Entries from a dataset

# # # # # # #

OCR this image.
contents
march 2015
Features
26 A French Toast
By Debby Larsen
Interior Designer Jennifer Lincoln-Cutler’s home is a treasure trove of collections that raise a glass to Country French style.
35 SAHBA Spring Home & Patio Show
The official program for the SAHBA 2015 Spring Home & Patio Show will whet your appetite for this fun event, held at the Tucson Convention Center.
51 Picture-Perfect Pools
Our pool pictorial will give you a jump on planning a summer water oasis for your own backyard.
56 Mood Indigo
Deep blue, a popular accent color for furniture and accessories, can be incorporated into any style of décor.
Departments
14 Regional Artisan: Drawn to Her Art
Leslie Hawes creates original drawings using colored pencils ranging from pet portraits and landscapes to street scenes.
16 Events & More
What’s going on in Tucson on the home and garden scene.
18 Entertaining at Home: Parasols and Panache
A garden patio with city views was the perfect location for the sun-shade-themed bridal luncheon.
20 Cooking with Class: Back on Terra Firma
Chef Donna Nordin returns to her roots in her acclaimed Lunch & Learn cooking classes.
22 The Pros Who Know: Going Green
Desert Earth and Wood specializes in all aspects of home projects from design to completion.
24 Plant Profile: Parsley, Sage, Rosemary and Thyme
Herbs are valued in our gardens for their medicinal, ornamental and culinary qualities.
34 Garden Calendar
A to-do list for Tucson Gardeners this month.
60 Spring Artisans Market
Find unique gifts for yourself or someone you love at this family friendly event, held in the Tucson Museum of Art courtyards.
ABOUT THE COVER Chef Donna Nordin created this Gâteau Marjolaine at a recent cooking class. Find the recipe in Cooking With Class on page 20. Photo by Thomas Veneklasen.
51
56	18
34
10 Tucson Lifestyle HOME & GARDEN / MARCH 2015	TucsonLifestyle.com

# # # # # # #

- _Exercise objective_:
Report each line in the preceding entries that holds the string "Find".

- _Full response_:
Find unique gifts for yourself or someone you love at this family friendly event, held in the Tucson Museum of Art courtyards.
ABOUT THE COVER Chef Donna Nordin created this Gâteau Marjolaine at a recent cooking class. Find the recipe in Cooking With Class on page 20. Photo by Thomas Veneklasen.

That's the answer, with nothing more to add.